Data items.
○ ○ ○ ○ ○

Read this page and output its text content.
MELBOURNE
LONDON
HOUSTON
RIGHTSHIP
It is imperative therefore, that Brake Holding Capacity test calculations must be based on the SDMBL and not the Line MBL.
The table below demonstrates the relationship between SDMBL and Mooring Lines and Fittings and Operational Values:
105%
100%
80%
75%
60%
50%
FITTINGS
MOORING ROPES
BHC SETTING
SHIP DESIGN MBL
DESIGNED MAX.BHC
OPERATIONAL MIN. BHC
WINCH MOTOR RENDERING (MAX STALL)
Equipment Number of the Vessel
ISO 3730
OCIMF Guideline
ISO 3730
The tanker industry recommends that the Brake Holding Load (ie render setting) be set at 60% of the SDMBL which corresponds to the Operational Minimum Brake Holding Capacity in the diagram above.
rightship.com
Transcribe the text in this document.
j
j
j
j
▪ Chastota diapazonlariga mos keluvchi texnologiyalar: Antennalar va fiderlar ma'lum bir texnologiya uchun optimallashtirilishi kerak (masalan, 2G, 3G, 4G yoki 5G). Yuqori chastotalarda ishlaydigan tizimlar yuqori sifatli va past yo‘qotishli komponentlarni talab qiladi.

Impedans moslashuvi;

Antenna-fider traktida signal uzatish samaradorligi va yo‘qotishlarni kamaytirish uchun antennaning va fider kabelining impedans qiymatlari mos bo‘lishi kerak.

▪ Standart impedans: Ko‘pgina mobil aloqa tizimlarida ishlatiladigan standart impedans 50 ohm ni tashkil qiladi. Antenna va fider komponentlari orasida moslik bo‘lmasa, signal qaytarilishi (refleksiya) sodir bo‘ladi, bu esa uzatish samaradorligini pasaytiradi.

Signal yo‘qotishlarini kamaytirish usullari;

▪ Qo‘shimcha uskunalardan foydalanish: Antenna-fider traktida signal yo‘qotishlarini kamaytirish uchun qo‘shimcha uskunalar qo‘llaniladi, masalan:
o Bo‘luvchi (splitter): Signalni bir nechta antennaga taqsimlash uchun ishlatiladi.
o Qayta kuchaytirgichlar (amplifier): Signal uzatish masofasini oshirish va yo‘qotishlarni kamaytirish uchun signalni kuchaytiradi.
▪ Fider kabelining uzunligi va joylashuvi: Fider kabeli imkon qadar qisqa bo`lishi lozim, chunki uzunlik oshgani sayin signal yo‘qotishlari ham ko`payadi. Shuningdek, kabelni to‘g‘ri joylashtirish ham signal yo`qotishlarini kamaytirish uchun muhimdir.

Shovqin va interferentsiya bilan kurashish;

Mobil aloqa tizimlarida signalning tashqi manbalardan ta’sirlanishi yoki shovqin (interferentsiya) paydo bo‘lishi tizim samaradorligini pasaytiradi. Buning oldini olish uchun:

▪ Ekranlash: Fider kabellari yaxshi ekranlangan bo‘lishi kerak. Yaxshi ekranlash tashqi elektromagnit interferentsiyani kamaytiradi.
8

○ ○ ○ ○ ○

Report how many lines of the data hold the string "masalan"; give only the number.

2